Write the material out again in full, word for word. Do not include the pictures.

------------------------------

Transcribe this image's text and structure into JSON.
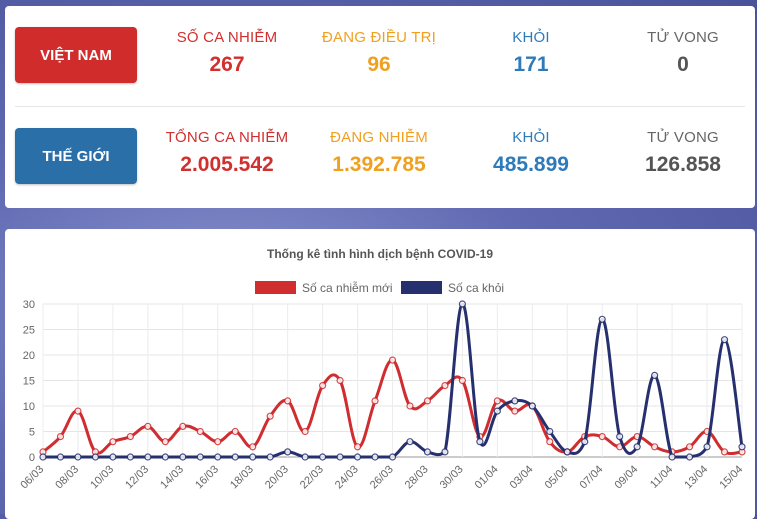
{
  "vietnam": {
    "region_label": "VIỆT NAM",
    "stats": [
      {
        "label": "SỐ CA NHIỄM",
        "value": "267"
      },
      {
        "label": "ĐANG ĐIỀU TRỊ",
        "value": "96"
      },
      {
        "label": "KHỎI",
        "value": "171"
      },
      {
        "label": "TỬ VONG",
        "value": "0"
      }
    ]
  },
  "world": {
    "region_label": "THẾ GIỚI",
    "stats": [
      {
        "label": "TỔNG CA NHIỄM",
        "value": "2.005.542"
      },
      {
        "label": "ĐANG NHIỄM",
        "value": "1.392.785"
      },
      {
        "label": "KHỎI",
        "value": "485.899"
      },
      {
        "label": "TỬ VONG",
        "value": "126.858"
      }
    ]
  },
  "colors": {
    "red": "#cf2c2b",
    "orange": "#f0a01f",
    "blue": "#2f7ab9",
    "gray": "#555555",
    "series_new": "#cf2d30",
    "series_recovered": "#27306f"
  },
  "chart_data": {
    "type": "line",
    "title": "Thống kê tình hình dịch bệnh COVID-19",
    "xlabel": "",
    "ylabel": "",
    "ylim": [
      0,
      30
    ],
    "yticks": [
      0,
      5,
      10,
      15,
      20,
      25,
      30
    ],
    "grid": true,
    "legend": "top-center",
    "categories": [
      "06/03",
      "07/03",
      "08/03",
      "09/03",
      "10/03",
      "11/03",
      "12/03",
      "13/03",
      "14/03",
      "15/03",
      "16/03",
      "17/03",
      "18/03",
      "19/03",
      "20/03",
      "21/03",
      "22/03",
      "23/03",
      "24/03",
      "25/03",
      "26/03",
      "27/03",
      "28/03",
      "29/03",
      "30/03",
      "31/03",
      "01/04",
      "02/04",
      "03/04",
      "04/04",
      "05/04",
      "06/04",
      "07/04",
      "08/04",
      "09/04",
      "10/04",
      "11/04",
      "12/04",
      "13/04",
      "14/04",
      "15/04"
    ],
    "tick_labels": [
      "06/03",
      "08/03",
      "10/03",
      "12/03",
      "14/03",
      "16/03",
      "18/03",
      "20/03",
      "22/03",
      "24/03",
      "26/03",
      "28/03",
      "30/03",
      "01/04",
      "03/04",
      "05/04",
      "07/04",
      "09/04",
      "11/04",
      "13/04",
      "15/04"
    ],
    "series": [
      {
        "name": "Số ca nhiễm mới",
        "values": [
          1,
          4,
          9,
          1,
          3,
          4,
          6,
          3,
          6,
          5,
          3,
          5,
          2,
          8,
          11,
          5,
          14,
          15,
          2,
          11,
          19,
          10,
          11,
          14,
          15,
          4,
          11,
          9,
          10,
          3,
          1,
          4,
          4,
          2,
          4,
          2,
          1,
          2,
          5,
          1,
          1
        ]
      },
      {
        "name": "Số ca khỏi",
        "values": [
          0,
          0,
          0,
          0,
          0,
          0,
          0,
          0,
          0,
          0,
          0,
          0,
          0,
          0,
          1,
          0,
          0,
          0,
          0,
          0,
          0,
          3,
          1,
          1,
          30,
          3,
          9,
          11,
          10,
          5,
          1,
          3,
          27,
          4,
          2,
          16,
          0,
          0,
          2,
          23,
          2
        ]
      }
    ]
  }
}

------------------------------

## [Completed exercise]
Transcribe this image's text and structure into JSON.
{
  "vietnam": {
    "region_label": "VIỆT NAM",
    "stats": [
      {
        "label": "SỐ CA NHIỄM",
        "value": "267"
      },
      {
        "label": "ĐANG ĐIỀU TRỊ",
        "value": "96"
      },
      {
        "label": "KHỎI",
        "value": "171"
      },
      {
        "label": "TỬ VONG",
        "value": "0"
      }
    ]
  },
  "world": {
    "region_label": "THẾ GIỚI",
    "stats": [
      {
        "label": "TỔNG CA NHIỄM",
        "value": "2.005.542"
      },
      {
        "label": "ĐANG NHIỄM",
        "value": "1.392.785"
      },
      {
        "label": "KHỎI",
        "value": "485.899"
      },
      {
        "label": "TỬ VONG",
        "value": "126.858"
      }
    ]
  },
  "colors": {
    "red": "#cf2c2b",
    "orange": "#f0a01f",
    "blue": "#2f7ab9",
    "gray": "#555555",
    "series_new": "#cf2d30",
    "series_recovered": "#27306f"
  },
  "chart_data": {
    "type": "line",
    "title": "Thống kê tình hình dịch bệnh COVID-19",
    "xlabel": "",
    "ylabel": "",
    "ylim": [
      0,
      30
    ],
    "yticks": [
      0,
      5,
      10,
      15,
      20,
      25,
      30
    ],
    "grid": true,
    "legend": "top-center",
    "categories": [
      "06/03",
      "07/03",
      "08/03",
      "09/03",
      "10/03",
      "11/03",
      "12/03",
      "13/03",
      "14/03",
      "15/03",
      "16/03",
      "17/03",
      "18/03",
      "19/03",
      "20/03",
      "21/03",
      "22/03",
      "23/03",
      "24/03",
      "25/03",
      "26/03",
      "27/03",
      "28/03",
      "29/03",
      "30/03",
      "31/03",
      "01/04",
      "02/04",
      "03/04",
      "04/04",
      "05/04",
      "06/04",
      "07/04",
      "08/04",
      "09/04",
      "10/04",
      "11/04",
      "12/04",
      "13/04",
      "14/04",
      "15/04"
    ],
    "tick_labels": [
      "06/03",
      "08/03",
      "10/03",
      "12/03",
      "14/03",
      "16/03",
      "18/03",
      "20/03",
      "22/03",
      "24/03",
      "26/03",
      "28/03",
      "30/03",
      "01/04",
      "03/04",
      "05/04",
      "07/04",
      "09/04",
      "11/04",
      "13/04",
      "15/04"
    ],
    "series": [
      {
        "name": "Số ca nhiễm mới",
        "values": [
          1,
          4,
          9,
          1,
          3,
          4,
          6,
          3,
          6,
          5,
          3,
          5,
          2,
          8,
          11,
          5,
          14,
          15,
          2,
          11,
          19,
          10,
          11,
          14,
          15,
          4,
          11,
          9,
          10,
          3,
          1,
          4,
          4,
          2,
          4,
          2,
          1,
          2,
          5,
          1,
          1
        ]
      },
      {
        "name": "Số ca khỏi",
        "values": [
          0,
          0,
          0,
          0,
          0,
          0,
          0,
          0,
          0,
          0,
          0,
          0,
          0,
          0,
          1,
          0,
          0,
          0,
          0,
          0,
          0,
          3,
          1,
          1,
          30,
          3,
          9,
          11,
          10,
          5,
          1,
          3,
          27,
          4,
          2,
          16,
          0,
          0,
          2,
          23,
          2
        ]
      }
    ]
  }
}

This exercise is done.